Data entries:
▽
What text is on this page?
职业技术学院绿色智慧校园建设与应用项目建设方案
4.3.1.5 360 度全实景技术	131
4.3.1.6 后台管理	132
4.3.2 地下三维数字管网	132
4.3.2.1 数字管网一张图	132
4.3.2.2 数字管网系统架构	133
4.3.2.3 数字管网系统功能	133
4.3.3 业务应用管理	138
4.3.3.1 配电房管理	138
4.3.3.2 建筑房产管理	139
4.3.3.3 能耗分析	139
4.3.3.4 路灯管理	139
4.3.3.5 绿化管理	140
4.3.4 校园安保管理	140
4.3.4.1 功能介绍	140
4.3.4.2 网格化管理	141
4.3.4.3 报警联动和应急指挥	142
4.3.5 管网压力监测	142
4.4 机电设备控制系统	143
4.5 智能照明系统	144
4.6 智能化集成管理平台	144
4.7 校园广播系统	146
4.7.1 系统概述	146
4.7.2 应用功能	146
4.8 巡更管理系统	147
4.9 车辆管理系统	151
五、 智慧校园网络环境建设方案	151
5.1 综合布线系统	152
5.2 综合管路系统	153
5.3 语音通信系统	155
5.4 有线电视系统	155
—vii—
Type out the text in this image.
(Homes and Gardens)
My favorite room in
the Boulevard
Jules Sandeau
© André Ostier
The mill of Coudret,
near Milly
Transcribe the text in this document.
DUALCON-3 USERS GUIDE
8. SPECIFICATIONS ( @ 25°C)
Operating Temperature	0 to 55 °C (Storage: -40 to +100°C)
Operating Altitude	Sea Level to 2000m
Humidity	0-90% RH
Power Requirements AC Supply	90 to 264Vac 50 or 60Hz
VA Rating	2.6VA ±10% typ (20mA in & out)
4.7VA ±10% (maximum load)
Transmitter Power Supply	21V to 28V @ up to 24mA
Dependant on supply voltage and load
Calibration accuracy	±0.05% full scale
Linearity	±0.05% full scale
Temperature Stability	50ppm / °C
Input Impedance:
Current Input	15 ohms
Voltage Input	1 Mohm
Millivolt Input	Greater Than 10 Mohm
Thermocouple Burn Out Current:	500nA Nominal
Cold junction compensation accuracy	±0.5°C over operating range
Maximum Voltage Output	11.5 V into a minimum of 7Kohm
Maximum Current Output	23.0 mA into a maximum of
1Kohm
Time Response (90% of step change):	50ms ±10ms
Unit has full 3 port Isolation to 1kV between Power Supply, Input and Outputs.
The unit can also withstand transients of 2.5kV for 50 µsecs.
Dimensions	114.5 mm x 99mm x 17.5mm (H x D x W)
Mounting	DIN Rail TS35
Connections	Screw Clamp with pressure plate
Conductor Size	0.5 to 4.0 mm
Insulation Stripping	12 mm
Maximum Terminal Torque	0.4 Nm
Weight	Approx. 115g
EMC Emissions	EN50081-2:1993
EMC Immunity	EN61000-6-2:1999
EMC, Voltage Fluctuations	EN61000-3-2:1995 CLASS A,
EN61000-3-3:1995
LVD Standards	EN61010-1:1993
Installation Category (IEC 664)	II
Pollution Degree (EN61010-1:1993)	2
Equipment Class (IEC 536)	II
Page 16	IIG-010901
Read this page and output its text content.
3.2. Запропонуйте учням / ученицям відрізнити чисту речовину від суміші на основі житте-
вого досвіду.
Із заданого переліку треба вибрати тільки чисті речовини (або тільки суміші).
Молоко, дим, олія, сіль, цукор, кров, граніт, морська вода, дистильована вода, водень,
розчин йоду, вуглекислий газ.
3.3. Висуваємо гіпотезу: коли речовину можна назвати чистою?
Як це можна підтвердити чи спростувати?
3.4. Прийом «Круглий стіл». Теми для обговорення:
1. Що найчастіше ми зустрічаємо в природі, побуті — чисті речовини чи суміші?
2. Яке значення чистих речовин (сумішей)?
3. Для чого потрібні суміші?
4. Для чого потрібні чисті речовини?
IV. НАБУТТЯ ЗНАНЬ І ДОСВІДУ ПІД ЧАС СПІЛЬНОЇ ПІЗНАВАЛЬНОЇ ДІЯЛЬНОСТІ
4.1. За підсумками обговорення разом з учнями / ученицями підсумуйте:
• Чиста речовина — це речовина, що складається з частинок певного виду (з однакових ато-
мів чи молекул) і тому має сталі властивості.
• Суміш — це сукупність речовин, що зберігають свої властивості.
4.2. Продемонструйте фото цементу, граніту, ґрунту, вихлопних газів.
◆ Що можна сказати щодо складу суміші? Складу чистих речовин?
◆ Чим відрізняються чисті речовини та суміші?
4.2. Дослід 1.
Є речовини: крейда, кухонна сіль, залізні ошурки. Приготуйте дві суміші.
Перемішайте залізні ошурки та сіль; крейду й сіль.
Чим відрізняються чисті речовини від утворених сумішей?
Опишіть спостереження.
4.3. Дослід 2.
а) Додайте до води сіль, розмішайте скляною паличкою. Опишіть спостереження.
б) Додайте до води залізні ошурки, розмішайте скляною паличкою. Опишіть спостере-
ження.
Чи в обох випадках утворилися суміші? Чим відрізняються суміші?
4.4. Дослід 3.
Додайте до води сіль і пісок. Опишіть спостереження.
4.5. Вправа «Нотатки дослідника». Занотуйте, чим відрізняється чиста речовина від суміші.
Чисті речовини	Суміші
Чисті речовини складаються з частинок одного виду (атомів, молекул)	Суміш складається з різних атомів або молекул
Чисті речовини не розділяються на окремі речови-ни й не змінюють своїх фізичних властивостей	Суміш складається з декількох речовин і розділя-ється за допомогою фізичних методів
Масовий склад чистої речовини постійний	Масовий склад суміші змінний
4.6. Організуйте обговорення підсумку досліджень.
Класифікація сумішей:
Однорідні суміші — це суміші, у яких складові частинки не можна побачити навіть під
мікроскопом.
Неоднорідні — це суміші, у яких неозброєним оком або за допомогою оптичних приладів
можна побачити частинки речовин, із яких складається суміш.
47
△
*Task details:* Locate the word "обговорення" in the data above. Copy every line carrying it.

*Result of this task:*
3.4. Прийом «Круглий стіл». Теми для обговорення:
4.1. За підсумками обговорення разом з учнями / ученицями підсумуйте:
4.6. Організуйте обговорення підсумку досліджень.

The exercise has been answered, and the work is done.